Written exercise: Look through the listing below and report how many lines contain "screenshot", as a bare number.

>>

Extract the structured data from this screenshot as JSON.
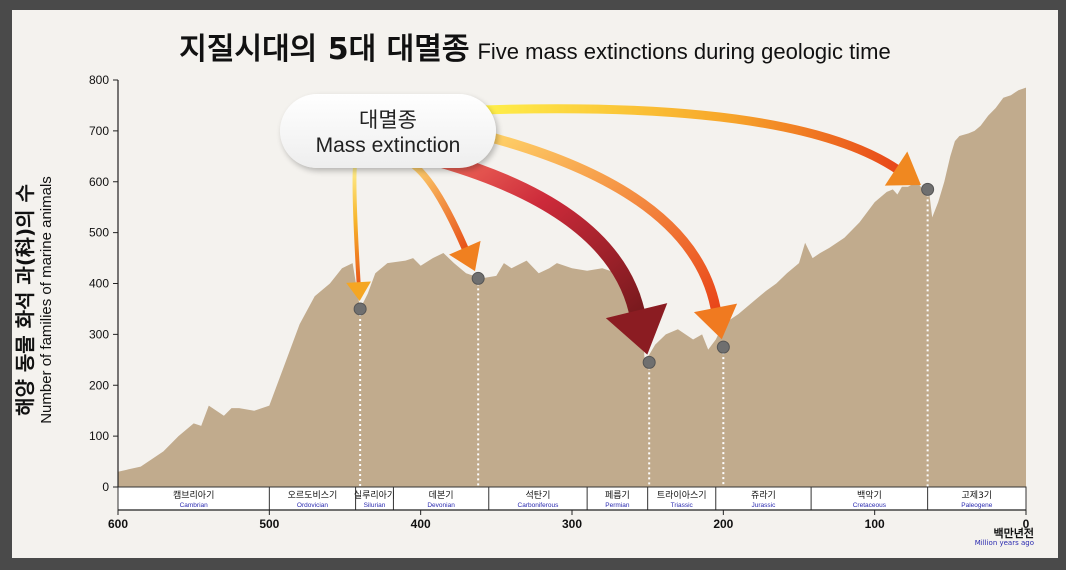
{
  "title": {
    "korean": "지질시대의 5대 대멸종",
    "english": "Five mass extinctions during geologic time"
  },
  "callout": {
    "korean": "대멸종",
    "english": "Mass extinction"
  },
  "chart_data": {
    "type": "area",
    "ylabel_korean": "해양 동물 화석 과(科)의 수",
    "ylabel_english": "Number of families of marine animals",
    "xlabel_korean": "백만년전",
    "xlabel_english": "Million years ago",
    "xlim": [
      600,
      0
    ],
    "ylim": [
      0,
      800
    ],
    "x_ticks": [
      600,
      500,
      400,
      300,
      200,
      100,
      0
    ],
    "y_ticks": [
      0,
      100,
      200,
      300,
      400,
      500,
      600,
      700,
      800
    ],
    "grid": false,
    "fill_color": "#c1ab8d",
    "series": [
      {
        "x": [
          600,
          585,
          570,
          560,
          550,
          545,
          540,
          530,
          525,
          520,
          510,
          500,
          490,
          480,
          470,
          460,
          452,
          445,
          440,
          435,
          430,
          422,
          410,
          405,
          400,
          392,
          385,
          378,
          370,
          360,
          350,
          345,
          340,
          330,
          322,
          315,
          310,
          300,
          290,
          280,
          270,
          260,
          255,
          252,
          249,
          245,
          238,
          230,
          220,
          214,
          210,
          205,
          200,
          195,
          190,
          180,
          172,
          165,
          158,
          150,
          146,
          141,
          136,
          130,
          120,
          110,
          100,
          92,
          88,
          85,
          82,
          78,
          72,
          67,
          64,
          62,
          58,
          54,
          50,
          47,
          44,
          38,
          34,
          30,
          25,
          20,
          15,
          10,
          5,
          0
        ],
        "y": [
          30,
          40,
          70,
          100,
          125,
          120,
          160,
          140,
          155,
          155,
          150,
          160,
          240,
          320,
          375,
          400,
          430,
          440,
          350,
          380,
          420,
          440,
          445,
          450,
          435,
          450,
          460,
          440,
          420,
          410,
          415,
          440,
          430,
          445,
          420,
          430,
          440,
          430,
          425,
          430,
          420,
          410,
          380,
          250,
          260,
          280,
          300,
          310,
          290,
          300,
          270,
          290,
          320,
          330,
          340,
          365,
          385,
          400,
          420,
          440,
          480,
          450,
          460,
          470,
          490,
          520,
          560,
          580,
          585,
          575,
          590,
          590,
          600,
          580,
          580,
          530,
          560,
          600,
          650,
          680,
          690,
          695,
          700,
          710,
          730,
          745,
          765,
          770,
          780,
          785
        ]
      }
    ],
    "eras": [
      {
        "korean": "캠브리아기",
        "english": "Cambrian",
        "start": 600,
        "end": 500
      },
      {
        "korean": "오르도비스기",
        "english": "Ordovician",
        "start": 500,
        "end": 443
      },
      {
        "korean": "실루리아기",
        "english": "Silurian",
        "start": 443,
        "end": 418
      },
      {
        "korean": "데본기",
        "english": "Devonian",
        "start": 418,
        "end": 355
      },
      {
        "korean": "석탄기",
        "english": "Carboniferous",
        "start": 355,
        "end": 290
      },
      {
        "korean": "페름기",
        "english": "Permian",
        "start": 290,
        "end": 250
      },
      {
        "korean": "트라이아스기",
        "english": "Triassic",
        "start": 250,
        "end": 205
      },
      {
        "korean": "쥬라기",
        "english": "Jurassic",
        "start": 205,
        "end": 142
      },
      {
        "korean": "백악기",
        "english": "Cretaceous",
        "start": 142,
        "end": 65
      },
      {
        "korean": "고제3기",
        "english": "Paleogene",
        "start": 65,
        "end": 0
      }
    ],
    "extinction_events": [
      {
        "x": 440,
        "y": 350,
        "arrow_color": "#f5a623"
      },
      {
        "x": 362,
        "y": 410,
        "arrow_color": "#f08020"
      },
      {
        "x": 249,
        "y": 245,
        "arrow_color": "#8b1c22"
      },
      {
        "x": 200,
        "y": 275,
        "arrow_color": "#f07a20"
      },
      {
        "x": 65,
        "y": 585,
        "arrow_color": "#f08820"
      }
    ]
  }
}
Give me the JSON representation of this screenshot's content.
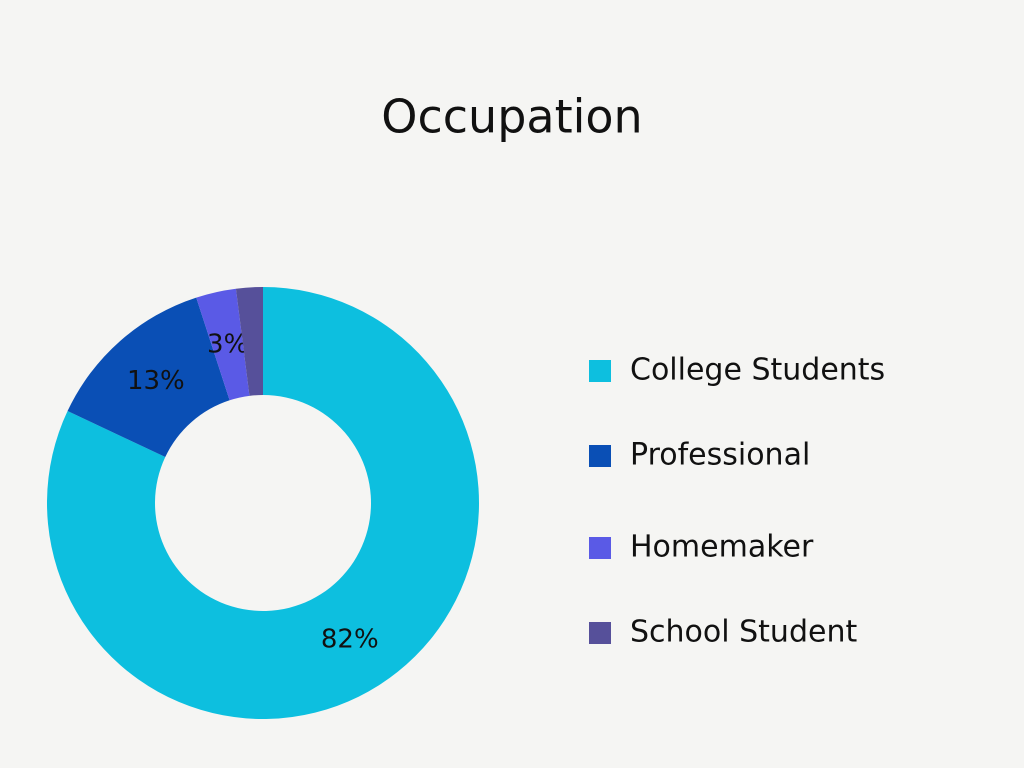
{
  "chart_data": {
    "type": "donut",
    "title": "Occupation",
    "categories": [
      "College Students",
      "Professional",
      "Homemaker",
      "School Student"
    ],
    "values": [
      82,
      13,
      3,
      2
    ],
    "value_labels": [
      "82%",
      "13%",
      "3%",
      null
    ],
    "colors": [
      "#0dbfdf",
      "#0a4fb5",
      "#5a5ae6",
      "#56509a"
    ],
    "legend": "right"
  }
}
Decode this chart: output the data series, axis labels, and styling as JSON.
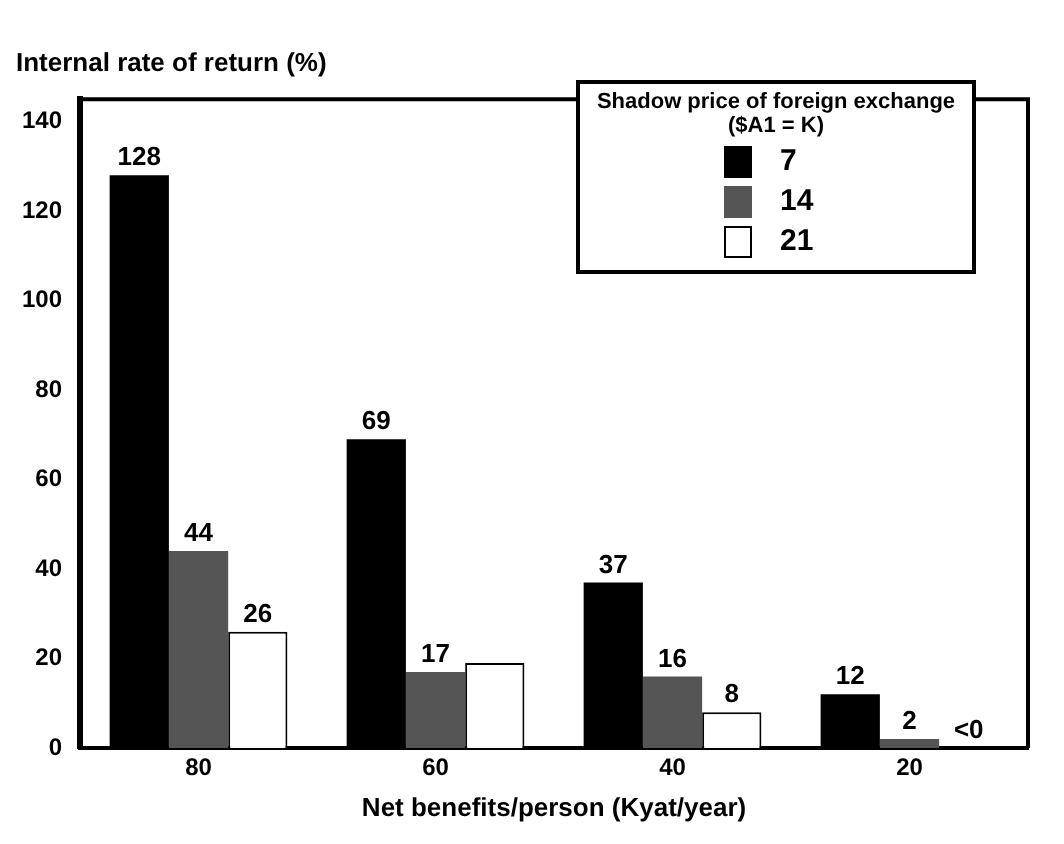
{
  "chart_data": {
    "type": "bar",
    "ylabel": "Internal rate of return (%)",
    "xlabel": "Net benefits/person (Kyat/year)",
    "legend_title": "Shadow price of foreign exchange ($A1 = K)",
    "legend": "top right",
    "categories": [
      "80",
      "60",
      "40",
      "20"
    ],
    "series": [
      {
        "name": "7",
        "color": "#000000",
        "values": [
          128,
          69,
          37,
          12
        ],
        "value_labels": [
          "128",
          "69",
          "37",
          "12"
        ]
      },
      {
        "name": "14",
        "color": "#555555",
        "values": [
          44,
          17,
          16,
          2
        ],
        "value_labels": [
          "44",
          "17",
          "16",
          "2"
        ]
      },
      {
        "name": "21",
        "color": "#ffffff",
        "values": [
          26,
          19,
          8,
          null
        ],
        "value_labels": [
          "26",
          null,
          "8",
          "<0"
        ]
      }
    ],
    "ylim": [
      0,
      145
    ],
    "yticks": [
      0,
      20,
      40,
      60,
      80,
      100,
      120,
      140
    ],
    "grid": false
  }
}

<<

Finished answer: 2